- [What this task involves] Search the listing below for the string "dojrzałości" and copy every line where it occurs.

Dataset items

= = = = = = =

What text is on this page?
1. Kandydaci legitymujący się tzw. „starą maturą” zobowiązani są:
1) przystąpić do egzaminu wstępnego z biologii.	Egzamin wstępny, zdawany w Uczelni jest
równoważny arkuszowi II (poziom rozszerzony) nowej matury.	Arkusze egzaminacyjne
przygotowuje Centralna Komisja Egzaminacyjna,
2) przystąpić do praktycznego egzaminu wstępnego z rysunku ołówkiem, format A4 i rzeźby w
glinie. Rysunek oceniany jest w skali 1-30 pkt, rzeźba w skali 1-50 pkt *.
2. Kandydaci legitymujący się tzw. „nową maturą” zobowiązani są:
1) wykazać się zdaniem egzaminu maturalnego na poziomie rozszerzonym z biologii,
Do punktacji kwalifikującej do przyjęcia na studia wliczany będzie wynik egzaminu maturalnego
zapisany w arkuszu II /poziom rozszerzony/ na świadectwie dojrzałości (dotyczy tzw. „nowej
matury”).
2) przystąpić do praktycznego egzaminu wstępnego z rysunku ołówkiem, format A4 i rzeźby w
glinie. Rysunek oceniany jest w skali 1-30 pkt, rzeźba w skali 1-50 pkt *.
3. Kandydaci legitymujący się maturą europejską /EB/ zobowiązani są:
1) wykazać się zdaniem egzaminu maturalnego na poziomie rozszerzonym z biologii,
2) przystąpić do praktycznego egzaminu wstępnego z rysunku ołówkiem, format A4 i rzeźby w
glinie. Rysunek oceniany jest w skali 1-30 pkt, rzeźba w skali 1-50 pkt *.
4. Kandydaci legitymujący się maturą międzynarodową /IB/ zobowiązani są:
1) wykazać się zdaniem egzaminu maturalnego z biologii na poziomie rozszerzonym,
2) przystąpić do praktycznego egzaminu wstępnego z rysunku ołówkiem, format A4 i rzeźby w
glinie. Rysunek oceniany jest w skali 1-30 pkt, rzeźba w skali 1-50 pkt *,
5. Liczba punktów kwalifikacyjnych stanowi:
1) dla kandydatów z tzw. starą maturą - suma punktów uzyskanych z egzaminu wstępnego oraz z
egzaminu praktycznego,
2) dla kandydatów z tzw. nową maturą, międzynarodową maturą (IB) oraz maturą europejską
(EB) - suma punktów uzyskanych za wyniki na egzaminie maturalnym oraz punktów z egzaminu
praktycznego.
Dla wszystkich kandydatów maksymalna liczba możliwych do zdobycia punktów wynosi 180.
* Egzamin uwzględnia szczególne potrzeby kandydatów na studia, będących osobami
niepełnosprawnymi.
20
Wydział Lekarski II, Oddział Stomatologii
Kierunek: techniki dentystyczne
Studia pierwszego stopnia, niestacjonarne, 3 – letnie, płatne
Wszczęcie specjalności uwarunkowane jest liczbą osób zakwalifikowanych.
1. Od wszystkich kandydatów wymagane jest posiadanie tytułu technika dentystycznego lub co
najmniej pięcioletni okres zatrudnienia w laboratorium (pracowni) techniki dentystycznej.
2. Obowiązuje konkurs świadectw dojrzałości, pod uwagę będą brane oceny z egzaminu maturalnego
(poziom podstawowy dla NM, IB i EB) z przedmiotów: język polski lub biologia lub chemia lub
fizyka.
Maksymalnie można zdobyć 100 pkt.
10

= = = = = = =

- [Output for this exercise]
zapisany w arkuszu II /poziom rozszerzony/ na świadectwie dojrzałości (dotyczy tzw. „nowej
2. Obowiązuje konkurs świadectw dojrzałości, pod uwagę będą brane oceny z egzaminu maturalnego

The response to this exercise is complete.